WHAT IS REQUIRED => Every line that contains the word "تابناک" should be copied out.

TASK MATERIAL =>

= = = =

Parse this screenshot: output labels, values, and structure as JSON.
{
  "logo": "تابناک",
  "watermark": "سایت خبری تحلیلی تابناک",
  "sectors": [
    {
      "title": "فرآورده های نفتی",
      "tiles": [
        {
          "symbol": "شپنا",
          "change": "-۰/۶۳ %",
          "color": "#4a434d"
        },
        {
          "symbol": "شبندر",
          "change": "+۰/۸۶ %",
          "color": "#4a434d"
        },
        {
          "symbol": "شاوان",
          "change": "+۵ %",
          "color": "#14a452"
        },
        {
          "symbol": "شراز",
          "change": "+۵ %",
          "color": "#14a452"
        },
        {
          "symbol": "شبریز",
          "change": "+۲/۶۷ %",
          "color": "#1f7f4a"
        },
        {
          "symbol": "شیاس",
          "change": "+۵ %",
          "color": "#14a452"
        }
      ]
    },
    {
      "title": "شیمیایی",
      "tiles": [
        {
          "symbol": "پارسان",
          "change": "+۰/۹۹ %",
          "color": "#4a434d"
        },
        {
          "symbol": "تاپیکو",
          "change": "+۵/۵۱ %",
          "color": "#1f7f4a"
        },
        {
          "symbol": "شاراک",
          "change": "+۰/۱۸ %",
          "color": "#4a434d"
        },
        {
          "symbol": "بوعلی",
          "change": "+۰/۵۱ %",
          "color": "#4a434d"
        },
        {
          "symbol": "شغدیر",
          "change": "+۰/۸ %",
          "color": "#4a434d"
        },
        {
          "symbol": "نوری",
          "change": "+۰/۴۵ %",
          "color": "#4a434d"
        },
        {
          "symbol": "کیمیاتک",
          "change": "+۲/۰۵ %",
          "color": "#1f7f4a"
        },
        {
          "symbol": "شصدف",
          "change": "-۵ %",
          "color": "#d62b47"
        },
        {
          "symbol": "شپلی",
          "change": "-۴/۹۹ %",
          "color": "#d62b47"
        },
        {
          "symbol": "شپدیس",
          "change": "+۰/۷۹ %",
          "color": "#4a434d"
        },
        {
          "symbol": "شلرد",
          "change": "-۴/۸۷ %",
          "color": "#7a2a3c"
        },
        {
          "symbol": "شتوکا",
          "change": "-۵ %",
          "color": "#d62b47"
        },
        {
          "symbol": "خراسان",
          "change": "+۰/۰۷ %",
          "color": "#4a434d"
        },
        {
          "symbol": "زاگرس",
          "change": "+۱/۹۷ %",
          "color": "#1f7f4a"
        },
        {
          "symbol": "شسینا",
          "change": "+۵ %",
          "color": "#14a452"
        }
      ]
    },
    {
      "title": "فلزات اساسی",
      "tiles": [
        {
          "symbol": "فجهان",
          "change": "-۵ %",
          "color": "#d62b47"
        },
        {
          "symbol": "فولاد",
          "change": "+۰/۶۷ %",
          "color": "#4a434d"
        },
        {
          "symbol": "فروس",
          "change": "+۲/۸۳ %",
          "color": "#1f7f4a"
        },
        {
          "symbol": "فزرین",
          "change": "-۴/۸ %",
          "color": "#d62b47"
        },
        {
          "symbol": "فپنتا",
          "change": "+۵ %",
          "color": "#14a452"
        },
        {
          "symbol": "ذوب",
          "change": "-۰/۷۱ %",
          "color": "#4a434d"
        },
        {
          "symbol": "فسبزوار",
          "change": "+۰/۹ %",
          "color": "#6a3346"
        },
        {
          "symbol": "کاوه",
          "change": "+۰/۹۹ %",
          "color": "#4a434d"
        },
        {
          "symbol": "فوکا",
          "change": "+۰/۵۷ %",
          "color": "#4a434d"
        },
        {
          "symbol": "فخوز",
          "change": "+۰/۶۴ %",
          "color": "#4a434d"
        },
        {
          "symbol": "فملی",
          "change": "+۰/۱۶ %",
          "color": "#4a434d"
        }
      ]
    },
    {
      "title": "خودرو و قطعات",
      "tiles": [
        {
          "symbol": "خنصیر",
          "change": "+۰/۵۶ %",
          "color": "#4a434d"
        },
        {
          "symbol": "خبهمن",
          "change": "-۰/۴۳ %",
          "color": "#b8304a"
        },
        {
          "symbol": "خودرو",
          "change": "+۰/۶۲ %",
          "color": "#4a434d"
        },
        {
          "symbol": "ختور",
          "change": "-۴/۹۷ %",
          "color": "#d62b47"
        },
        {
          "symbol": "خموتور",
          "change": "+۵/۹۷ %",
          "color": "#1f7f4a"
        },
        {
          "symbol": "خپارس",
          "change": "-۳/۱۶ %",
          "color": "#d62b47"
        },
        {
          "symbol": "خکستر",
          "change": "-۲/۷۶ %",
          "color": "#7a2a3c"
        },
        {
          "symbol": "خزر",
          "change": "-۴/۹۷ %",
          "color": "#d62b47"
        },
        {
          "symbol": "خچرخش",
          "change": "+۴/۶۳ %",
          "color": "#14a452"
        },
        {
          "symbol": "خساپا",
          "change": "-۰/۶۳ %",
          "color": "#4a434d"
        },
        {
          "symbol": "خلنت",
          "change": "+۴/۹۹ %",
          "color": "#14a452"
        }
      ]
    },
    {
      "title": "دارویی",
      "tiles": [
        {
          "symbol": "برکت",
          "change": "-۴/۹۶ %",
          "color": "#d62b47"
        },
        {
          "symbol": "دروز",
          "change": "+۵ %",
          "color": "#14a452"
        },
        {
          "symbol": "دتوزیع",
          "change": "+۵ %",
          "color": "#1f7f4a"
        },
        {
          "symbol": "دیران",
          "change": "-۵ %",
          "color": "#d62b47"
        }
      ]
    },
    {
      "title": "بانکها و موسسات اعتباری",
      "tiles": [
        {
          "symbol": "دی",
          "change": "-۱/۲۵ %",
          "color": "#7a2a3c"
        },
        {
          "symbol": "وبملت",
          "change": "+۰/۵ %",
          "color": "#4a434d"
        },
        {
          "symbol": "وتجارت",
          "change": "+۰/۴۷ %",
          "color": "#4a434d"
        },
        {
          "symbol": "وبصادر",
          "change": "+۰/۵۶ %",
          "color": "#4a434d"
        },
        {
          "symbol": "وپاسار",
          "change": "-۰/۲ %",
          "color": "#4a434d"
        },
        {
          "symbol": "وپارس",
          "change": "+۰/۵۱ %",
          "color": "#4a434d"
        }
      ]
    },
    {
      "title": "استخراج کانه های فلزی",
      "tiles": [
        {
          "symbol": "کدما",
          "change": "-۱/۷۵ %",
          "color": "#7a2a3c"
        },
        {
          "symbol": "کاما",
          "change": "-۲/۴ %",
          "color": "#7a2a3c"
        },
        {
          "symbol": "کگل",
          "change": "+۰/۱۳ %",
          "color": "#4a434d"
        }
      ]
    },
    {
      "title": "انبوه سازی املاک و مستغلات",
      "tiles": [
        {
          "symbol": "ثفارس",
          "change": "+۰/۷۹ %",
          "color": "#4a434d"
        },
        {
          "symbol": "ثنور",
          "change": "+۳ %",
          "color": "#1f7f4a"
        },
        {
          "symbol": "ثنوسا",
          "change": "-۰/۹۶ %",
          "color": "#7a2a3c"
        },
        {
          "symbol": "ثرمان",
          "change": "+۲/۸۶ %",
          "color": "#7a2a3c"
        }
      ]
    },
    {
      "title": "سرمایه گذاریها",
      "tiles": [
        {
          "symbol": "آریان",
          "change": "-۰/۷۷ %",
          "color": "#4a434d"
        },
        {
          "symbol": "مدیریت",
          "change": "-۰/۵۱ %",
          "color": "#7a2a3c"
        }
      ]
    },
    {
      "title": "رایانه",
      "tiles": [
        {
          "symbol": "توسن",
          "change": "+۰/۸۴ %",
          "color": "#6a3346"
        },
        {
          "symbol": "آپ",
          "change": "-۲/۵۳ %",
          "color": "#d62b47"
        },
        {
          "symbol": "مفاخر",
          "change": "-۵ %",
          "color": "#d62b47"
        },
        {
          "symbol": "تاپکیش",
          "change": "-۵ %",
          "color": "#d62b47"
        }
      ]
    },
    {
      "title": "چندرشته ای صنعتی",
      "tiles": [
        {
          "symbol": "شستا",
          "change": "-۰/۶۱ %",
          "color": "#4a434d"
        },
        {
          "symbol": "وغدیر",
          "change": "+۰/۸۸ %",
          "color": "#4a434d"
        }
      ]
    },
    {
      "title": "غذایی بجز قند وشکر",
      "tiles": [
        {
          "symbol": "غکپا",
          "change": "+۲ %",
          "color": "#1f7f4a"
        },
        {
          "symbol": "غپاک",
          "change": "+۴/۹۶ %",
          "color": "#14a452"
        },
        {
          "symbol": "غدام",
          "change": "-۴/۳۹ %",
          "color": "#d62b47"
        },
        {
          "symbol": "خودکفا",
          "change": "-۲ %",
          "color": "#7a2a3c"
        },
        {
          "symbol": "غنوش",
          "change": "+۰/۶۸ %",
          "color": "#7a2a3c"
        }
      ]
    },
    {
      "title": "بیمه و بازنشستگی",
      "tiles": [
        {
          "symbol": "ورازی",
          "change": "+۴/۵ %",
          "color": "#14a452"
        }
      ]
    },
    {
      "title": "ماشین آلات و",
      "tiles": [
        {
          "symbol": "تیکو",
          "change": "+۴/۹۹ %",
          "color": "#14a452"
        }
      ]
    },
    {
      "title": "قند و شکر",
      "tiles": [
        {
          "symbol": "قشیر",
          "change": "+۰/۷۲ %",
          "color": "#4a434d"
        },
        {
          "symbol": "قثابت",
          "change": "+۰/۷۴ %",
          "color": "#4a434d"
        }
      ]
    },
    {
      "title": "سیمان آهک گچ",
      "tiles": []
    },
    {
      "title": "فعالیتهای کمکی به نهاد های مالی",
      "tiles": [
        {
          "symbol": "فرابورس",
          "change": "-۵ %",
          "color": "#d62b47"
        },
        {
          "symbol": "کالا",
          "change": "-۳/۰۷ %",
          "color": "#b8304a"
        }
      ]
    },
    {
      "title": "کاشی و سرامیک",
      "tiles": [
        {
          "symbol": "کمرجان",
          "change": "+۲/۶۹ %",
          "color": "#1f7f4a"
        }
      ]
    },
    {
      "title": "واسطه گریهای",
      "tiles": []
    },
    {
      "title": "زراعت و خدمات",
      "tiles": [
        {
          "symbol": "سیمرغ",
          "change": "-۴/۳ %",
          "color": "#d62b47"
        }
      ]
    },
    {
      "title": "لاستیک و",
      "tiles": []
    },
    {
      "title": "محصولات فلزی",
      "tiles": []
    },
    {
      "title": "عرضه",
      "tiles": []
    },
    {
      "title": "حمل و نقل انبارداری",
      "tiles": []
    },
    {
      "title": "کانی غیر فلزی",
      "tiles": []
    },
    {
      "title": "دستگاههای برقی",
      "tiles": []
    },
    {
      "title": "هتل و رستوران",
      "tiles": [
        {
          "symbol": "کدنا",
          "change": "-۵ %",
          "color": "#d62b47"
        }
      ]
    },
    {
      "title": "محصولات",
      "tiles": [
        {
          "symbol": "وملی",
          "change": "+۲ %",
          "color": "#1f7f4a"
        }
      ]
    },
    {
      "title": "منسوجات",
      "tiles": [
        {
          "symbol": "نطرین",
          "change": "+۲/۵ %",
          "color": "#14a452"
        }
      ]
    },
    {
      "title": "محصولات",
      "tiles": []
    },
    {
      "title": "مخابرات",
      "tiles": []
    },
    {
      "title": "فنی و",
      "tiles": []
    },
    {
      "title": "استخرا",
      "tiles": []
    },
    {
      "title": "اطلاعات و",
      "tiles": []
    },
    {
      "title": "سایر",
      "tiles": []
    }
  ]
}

= = = =

RESULT OF THIS TASK =>
  "logo": "تابناک",
  "watermark": "سایت خبری تحلیلی تابناک",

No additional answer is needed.